> **Information given**
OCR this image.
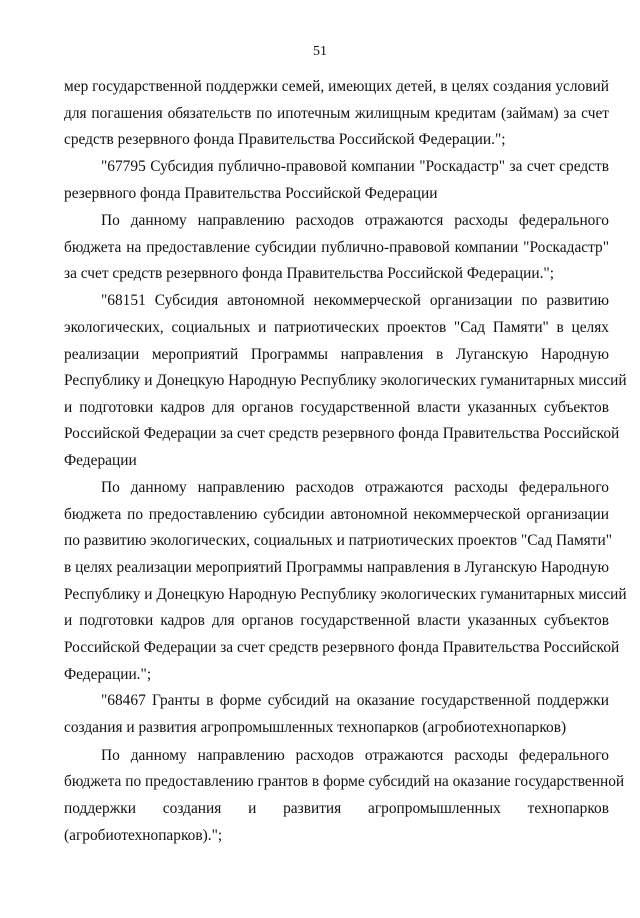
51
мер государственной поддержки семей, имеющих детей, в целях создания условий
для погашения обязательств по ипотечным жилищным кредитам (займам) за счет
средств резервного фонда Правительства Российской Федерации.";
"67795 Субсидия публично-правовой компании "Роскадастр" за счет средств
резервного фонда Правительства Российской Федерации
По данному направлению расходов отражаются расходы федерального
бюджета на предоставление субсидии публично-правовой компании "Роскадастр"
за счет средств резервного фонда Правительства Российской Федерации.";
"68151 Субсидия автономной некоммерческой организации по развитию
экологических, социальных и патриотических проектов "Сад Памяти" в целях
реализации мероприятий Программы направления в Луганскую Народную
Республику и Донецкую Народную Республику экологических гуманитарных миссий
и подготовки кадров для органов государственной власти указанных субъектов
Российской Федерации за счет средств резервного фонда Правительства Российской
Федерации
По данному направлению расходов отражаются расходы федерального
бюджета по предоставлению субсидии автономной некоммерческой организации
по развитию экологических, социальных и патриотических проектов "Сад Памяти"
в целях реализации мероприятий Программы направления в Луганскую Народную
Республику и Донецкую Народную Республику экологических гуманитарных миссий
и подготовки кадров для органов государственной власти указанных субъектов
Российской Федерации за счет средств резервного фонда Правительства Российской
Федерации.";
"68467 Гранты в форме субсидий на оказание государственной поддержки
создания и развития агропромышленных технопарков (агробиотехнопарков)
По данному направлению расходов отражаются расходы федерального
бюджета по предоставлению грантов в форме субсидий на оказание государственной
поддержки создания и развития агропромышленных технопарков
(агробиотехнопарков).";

> **Goal**
Using the material above, return every line exactly as it appears, minus the pictures.

> **Answer**
OCR this image.
51
мер государственной поддержки семей, имеющих детей, в целях создания условий
для погашения обязательств по ипотечным жилищным кредитам (займам) за счет
средств резервного фонда Правительства Российской Федерации.";
"67795 Субсидия публично-правовой компании "Роскадастр" за счет средств
резервного фонда Правительства Российской Федерации
По данному направлению расходов отражаются расходы федерального
бюджета на предоставление субсидии публично-правовой компании "Роскадастр"
за счет средств резервного фонда Правительства Российской Федерации.";
"68151 Субсидия автономной некоммерческой организации по развитию
экологических, социальных и патриотических проектов "Сад Памяти" в целях
реализации мероприятий Программы направления в Луганскую Народную
Республику и Донецкую Народную Республику экологических гуманитарных миссий
и подготовки кадров для органов государственной власти указанных субъектов
Российской Федерации за счет средств резервного фонда Правительства Российской
Федерации
По данному направлению расходов отражаются расходы федерального
бюджета по предоставлению субсидии автономной некоммерческой организации
по развитию экологических, социальных и патриотических проектов "Сад Памяти"
в целях реализации мероприятий Программы направления в Луганскую Народную
Республику и Донецкую Народную Республику экологических гуманитарных миссий
и подготовки кадров для органов государственной власти указанных субъектов
Российской Федерации за счет средств резервного фонда Правительства Российской
Федерации.";
"68467 Гранты в форме субсидий на оказание государственной поддержки
создания и развития агропромышленных технопарков (агробиотехнопарков)
По данному направлению расходов отражаются расходы федерального
бюджета по предоставлению грантов в форме субсидий на оказание государственной
поддержки создания и развития агропромышленных технопарков
(агробиотехнопарков).";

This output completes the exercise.